• **JOB**: What number of lines hold the word "text"? State that number and nothing besides.

• **GIVEN DATA**:
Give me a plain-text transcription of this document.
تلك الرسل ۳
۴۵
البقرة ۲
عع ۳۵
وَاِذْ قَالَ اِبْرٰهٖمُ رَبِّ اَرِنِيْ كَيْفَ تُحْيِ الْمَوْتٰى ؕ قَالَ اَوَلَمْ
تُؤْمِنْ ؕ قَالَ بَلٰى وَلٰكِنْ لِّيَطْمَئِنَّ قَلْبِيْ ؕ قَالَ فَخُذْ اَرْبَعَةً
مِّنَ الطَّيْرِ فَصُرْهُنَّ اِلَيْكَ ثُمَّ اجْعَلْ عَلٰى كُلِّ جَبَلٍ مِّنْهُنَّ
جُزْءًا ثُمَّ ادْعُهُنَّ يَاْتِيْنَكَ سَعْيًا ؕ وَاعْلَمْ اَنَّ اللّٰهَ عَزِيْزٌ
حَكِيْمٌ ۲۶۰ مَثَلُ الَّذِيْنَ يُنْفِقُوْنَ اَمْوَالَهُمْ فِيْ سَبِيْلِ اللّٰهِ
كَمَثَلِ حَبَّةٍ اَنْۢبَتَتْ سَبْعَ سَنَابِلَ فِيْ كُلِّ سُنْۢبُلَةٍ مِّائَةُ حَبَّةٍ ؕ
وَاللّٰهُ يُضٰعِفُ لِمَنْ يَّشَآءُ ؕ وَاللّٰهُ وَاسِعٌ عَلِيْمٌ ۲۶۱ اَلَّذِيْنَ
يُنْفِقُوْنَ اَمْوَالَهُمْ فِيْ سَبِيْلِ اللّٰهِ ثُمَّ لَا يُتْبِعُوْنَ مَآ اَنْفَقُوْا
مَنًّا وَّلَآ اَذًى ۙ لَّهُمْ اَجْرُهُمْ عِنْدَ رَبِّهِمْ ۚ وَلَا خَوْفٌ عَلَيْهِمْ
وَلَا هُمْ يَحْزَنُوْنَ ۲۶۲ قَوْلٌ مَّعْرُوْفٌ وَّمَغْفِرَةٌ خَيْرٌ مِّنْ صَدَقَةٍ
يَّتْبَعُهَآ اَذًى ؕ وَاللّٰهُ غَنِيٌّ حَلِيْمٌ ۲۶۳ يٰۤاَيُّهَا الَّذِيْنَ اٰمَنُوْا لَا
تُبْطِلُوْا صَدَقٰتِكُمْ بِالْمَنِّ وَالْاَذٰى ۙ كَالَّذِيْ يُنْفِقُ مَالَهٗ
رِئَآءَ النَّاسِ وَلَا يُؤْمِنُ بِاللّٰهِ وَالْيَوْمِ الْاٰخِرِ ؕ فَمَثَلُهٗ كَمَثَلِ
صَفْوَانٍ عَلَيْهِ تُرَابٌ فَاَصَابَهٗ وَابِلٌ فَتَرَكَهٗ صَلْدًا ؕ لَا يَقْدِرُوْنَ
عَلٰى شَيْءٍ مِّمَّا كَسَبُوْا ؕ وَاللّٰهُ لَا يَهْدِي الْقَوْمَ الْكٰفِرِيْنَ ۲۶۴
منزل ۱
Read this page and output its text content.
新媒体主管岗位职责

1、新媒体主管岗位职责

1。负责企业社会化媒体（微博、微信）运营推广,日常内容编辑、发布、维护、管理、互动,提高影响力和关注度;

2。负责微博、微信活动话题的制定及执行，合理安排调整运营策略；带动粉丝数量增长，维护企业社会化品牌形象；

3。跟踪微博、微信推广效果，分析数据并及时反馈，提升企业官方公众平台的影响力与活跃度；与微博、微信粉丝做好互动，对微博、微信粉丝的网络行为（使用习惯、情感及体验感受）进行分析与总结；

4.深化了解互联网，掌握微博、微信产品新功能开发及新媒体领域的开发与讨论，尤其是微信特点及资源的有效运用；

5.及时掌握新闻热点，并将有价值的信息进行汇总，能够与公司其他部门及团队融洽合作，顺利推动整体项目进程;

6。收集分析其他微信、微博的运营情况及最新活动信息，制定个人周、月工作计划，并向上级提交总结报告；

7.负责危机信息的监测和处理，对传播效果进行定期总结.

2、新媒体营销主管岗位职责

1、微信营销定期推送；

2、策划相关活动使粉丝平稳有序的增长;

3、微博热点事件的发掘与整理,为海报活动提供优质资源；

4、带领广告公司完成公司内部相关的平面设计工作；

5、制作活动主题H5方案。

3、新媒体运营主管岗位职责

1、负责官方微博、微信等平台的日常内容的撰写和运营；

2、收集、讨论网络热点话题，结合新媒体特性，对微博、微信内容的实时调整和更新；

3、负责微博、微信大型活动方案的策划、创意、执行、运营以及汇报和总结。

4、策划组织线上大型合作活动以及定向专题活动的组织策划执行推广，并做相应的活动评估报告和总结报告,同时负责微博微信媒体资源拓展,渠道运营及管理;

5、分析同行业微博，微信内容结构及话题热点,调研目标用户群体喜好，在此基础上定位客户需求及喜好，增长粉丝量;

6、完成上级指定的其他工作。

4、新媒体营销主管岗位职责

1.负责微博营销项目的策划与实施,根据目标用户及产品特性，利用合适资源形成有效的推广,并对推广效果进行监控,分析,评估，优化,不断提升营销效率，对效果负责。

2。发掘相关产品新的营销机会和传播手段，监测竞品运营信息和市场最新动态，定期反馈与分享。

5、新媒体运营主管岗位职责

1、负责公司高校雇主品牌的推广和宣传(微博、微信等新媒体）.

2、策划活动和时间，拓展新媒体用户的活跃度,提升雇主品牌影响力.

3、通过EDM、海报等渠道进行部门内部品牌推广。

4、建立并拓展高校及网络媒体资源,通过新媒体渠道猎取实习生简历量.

• **EXERCISE SOLUTION**: 2